- _WHAT IS REQUIRED_
How many lines in the items below contain the string "format", with case counting? Reply with the number only.

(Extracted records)

────────────────────────────────────────

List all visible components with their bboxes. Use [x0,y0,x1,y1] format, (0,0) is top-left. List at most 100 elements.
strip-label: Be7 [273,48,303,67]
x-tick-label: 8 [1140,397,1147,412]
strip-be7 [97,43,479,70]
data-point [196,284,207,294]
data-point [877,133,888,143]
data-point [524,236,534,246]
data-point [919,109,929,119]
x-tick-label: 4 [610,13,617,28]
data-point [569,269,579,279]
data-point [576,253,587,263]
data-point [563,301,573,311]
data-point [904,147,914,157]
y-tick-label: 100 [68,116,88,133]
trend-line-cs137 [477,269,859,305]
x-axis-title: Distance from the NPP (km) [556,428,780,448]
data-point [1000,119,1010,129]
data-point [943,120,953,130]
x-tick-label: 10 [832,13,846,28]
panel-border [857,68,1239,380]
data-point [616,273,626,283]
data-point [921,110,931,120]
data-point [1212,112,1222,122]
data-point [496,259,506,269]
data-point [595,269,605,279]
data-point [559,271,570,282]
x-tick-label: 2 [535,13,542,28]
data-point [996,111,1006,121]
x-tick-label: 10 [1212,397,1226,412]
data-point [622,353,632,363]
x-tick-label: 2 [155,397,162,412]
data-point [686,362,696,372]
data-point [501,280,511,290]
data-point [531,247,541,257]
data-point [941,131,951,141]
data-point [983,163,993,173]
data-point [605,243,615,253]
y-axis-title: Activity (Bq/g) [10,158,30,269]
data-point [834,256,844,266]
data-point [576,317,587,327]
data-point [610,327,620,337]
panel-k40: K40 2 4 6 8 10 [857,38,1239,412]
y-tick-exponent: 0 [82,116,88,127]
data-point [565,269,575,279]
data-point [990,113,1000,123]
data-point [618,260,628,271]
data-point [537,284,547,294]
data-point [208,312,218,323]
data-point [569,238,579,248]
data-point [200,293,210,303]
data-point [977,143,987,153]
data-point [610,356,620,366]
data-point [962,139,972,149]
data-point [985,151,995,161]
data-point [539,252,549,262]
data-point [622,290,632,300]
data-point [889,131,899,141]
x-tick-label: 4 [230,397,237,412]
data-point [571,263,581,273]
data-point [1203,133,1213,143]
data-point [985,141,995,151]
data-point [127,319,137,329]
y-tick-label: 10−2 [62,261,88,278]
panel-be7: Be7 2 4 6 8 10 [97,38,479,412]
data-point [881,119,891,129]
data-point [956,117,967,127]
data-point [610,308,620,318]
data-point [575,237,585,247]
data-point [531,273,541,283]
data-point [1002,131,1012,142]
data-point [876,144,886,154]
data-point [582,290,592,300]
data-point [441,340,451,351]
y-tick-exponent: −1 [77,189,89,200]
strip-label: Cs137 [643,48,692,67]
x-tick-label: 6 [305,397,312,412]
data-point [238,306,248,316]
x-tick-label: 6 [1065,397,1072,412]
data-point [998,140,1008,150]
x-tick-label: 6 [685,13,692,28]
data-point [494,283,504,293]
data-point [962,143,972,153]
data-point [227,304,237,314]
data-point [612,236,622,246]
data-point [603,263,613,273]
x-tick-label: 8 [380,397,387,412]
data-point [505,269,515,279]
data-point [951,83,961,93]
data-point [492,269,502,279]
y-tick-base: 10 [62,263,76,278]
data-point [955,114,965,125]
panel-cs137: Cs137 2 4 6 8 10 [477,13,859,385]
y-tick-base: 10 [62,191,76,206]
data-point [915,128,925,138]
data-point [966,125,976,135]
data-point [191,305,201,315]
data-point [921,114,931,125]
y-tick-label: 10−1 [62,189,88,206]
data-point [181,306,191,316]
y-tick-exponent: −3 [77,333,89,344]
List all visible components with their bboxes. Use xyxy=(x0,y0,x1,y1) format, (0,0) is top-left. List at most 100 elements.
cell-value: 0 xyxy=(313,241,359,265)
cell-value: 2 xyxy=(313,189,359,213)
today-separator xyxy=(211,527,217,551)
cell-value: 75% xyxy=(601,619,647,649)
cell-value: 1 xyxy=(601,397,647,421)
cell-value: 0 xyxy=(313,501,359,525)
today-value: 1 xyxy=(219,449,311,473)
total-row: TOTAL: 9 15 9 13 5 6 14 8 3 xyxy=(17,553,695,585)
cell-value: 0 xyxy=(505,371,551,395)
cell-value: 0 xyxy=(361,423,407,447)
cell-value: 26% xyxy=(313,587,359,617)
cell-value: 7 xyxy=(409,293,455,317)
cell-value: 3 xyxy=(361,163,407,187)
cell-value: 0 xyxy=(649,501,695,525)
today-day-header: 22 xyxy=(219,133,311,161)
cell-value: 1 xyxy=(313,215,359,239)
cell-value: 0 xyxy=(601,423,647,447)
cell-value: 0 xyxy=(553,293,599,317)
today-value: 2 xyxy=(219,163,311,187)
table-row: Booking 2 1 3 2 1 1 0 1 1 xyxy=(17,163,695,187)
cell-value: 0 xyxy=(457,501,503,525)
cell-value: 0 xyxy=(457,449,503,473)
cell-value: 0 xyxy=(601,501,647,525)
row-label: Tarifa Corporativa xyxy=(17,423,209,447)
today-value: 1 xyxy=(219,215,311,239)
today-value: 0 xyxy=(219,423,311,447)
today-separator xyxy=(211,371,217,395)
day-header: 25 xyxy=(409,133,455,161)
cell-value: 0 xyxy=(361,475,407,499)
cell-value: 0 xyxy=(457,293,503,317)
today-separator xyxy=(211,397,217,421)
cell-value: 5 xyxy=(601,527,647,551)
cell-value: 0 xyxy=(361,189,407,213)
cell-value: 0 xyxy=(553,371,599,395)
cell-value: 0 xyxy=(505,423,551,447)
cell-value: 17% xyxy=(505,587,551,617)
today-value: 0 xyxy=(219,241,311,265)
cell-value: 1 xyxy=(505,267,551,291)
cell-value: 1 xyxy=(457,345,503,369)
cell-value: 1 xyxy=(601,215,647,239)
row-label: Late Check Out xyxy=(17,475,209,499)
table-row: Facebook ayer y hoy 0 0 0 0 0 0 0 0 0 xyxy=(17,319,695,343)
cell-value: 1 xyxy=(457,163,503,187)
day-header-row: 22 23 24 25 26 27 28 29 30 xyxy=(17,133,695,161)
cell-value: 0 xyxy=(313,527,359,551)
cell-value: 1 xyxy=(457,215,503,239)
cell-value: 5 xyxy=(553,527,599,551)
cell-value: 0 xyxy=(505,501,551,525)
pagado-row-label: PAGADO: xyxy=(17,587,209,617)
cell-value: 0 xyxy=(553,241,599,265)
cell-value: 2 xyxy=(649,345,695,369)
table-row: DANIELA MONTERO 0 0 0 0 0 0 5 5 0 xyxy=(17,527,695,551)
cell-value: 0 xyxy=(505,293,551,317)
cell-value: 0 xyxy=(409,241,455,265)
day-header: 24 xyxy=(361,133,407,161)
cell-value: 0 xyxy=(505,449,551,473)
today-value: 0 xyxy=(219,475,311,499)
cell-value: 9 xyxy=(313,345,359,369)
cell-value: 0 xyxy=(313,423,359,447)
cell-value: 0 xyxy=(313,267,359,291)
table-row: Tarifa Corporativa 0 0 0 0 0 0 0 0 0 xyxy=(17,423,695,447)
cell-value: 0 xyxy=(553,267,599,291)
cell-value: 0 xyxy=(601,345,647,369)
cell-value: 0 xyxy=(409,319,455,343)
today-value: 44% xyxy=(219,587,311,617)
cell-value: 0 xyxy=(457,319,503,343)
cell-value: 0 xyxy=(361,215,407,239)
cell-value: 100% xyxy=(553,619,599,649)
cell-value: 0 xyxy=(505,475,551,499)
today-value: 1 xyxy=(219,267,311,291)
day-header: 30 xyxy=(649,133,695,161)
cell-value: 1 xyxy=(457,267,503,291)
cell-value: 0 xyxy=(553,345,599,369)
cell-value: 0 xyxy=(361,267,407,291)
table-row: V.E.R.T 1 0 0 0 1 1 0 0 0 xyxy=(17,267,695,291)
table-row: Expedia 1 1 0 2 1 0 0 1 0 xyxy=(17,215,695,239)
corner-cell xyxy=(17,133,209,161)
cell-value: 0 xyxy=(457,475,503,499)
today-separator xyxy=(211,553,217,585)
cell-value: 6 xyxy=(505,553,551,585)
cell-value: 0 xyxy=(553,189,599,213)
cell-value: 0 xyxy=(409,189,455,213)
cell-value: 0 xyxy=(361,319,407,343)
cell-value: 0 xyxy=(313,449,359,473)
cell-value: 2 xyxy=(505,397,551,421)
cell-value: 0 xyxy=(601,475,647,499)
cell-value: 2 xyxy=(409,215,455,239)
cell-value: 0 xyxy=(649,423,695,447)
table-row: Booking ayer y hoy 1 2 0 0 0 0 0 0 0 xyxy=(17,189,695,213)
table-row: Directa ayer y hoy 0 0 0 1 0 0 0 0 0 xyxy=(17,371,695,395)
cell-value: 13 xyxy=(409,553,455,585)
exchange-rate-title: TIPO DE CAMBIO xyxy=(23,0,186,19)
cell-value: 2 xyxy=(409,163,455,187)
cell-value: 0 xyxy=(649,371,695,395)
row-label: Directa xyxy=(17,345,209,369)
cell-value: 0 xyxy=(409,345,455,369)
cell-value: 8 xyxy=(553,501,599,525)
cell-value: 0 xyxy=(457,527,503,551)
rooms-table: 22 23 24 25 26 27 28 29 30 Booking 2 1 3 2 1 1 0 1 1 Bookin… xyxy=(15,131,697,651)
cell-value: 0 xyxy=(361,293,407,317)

────────────────────────────────────────

- _SOLUTION FOR THIS TASK_
2